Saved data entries

START

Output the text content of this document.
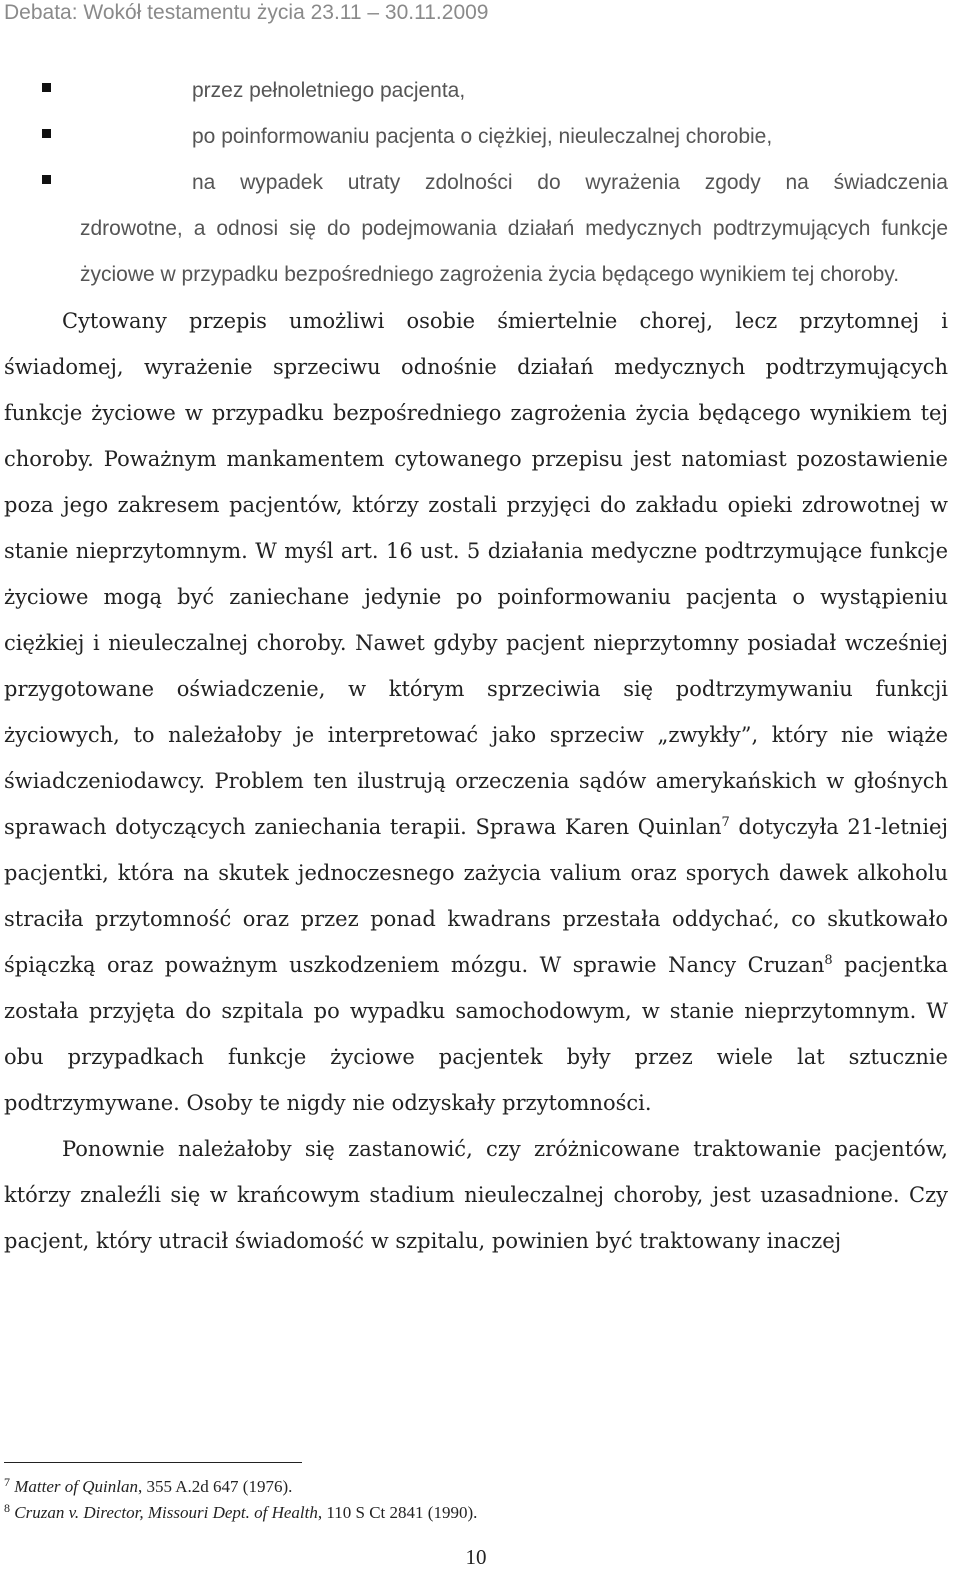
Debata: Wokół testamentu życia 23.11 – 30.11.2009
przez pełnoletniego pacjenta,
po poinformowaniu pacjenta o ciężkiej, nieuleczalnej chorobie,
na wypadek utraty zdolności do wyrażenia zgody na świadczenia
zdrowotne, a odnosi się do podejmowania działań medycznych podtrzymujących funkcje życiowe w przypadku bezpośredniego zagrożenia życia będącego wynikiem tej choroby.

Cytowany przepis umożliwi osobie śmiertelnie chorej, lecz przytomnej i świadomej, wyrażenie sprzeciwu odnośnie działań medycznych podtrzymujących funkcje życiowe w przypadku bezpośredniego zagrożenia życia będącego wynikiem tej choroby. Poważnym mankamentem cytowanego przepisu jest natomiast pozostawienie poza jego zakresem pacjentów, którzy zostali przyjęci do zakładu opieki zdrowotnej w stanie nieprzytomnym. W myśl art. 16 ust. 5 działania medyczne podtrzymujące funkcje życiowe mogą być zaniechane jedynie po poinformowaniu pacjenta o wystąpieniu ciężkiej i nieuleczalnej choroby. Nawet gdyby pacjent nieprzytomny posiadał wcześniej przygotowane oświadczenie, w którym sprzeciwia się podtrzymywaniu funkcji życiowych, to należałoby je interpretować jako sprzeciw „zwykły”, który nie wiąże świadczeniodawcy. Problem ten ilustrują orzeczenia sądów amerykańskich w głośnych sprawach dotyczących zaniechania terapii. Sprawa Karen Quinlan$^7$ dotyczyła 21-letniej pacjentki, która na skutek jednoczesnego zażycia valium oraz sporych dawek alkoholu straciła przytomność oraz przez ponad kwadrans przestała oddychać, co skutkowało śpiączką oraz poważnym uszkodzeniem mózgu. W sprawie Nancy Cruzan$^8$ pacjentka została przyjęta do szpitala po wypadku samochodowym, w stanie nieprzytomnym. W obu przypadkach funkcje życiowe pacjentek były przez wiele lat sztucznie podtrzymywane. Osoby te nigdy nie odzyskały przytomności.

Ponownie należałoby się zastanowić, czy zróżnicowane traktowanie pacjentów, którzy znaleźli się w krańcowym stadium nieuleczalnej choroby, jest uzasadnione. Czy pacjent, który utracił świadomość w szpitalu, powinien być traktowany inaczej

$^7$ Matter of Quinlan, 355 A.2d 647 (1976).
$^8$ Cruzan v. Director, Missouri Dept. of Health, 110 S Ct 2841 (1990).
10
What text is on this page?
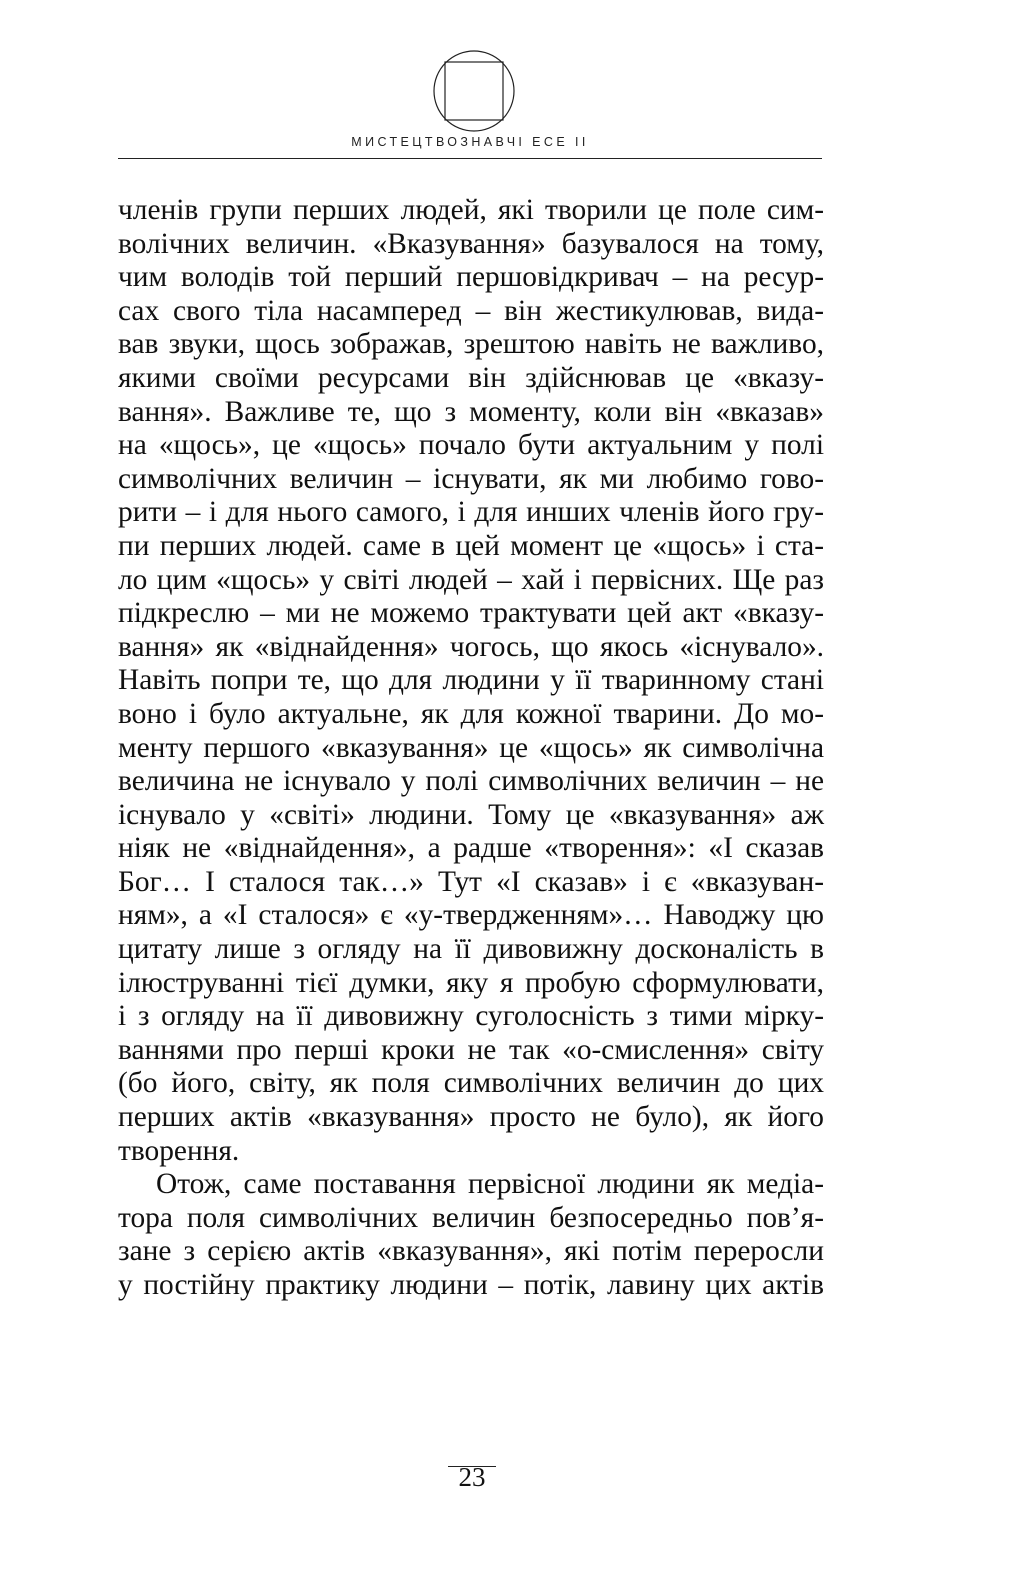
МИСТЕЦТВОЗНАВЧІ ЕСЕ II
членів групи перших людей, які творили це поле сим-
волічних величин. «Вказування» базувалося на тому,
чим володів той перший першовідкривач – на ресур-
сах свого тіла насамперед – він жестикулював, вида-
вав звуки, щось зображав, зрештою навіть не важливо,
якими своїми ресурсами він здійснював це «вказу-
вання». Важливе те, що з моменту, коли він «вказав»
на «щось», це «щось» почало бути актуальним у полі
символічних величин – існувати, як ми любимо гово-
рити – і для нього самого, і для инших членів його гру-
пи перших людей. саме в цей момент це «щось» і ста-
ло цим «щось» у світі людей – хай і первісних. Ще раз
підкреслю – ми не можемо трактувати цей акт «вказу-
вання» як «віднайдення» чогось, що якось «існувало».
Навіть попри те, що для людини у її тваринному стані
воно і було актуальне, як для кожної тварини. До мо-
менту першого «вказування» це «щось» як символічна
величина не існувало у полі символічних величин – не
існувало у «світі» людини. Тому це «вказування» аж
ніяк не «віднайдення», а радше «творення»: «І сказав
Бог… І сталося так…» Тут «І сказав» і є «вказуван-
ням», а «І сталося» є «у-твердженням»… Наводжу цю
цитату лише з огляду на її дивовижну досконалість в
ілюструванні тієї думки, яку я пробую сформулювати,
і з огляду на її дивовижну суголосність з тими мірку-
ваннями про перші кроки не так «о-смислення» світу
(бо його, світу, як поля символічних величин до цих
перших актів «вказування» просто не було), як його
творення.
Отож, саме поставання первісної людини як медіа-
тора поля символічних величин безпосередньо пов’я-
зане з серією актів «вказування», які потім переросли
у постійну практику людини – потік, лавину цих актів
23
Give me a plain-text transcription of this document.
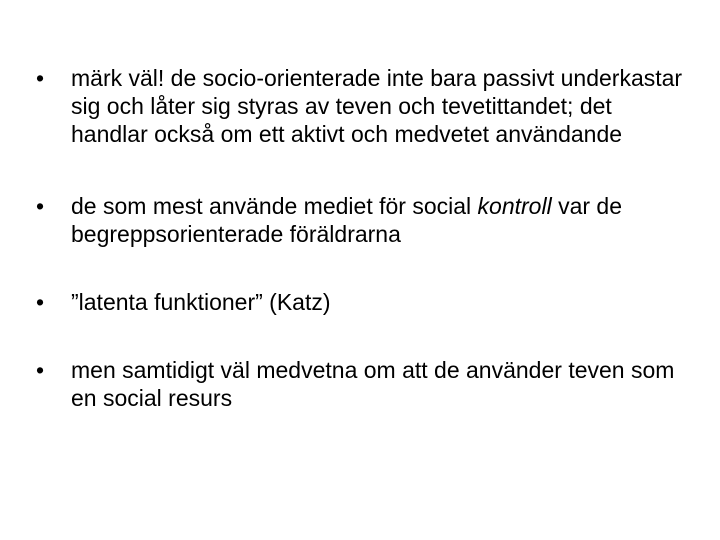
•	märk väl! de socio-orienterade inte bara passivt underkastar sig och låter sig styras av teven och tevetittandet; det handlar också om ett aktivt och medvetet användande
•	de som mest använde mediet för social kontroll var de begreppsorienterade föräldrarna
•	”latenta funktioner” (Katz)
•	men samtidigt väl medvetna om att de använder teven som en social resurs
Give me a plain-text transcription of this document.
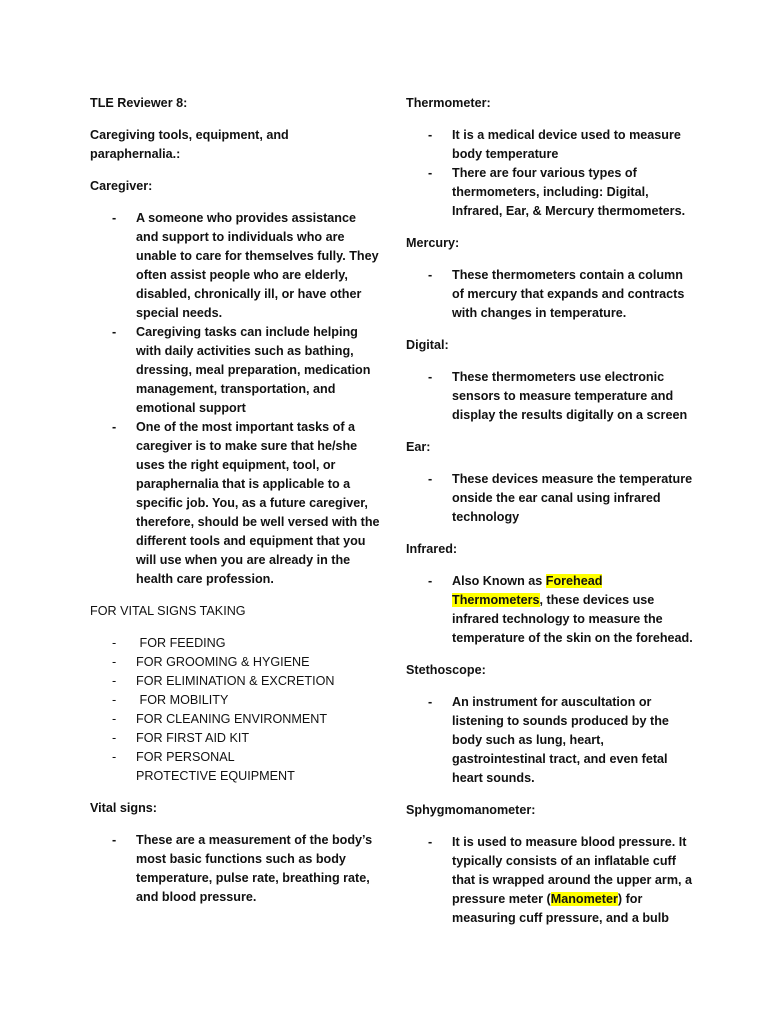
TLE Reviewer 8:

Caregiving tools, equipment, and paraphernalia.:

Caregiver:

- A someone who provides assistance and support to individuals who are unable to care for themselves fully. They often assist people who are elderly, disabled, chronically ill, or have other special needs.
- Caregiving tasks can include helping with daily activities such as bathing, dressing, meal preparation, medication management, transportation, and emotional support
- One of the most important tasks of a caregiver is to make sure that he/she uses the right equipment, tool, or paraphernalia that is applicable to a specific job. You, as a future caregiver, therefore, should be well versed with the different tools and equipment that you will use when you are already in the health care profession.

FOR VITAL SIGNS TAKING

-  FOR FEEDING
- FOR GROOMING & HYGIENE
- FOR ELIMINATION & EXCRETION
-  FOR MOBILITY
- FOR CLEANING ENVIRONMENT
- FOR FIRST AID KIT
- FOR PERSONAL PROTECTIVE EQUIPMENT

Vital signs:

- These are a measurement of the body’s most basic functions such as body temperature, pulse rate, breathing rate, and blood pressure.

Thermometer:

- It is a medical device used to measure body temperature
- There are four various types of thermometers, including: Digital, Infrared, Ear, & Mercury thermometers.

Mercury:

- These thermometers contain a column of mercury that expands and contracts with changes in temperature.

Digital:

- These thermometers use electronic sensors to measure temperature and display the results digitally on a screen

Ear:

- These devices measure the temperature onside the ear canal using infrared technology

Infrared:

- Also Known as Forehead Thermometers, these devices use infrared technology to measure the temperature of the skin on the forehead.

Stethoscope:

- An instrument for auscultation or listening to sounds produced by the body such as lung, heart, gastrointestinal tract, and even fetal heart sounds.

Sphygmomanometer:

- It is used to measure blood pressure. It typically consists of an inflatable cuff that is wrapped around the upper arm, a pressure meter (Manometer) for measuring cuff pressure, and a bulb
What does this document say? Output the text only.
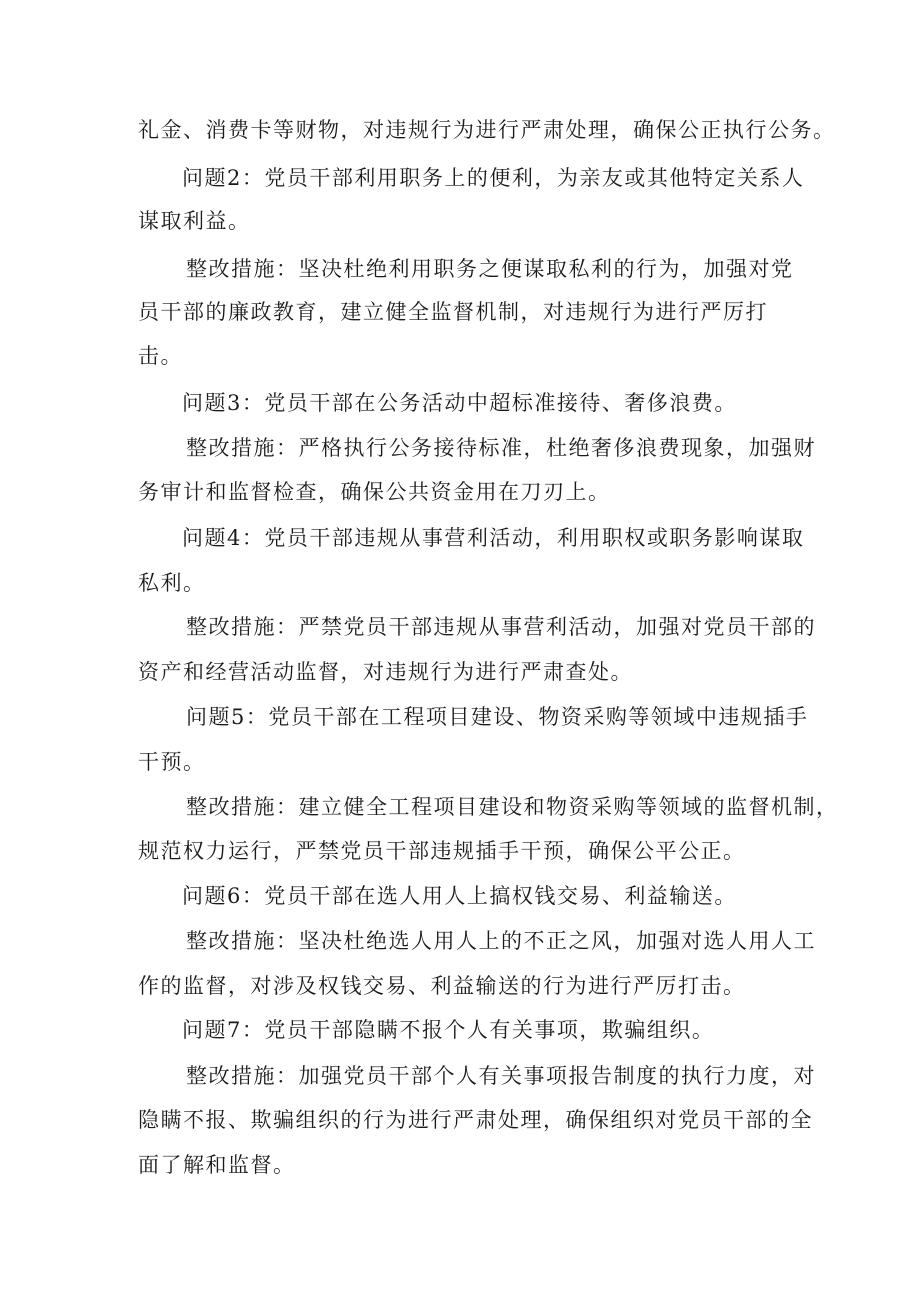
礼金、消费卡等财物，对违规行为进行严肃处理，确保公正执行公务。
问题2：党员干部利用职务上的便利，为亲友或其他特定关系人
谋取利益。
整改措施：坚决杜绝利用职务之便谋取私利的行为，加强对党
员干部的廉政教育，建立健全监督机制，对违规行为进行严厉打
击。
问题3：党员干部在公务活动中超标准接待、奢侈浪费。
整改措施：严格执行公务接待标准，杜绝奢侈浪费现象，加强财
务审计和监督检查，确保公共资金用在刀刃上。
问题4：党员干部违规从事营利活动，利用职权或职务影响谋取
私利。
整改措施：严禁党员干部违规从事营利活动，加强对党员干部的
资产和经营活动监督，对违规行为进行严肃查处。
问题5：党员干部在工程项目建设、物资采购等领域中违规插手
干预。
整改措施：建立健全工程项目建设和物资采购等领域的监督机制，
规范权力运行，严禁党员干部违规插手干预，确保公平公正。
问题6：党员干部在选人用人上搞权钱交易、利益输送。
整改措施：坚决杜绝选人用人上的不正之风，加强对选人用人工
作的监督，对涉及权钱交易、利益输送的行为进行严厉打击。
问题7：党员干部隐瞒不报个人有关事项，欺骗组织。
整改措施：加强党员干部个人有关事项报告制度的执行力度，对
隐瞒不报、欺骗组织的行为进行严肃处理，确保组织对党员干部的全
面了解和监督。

END

● **What you will do**
Which lines hold the word "членів"? Copy each of them from the records.

● **Task answer**
членів групи перших людей, які творили це поле сим-
рити – і для нього самого, і для инших членів його гру-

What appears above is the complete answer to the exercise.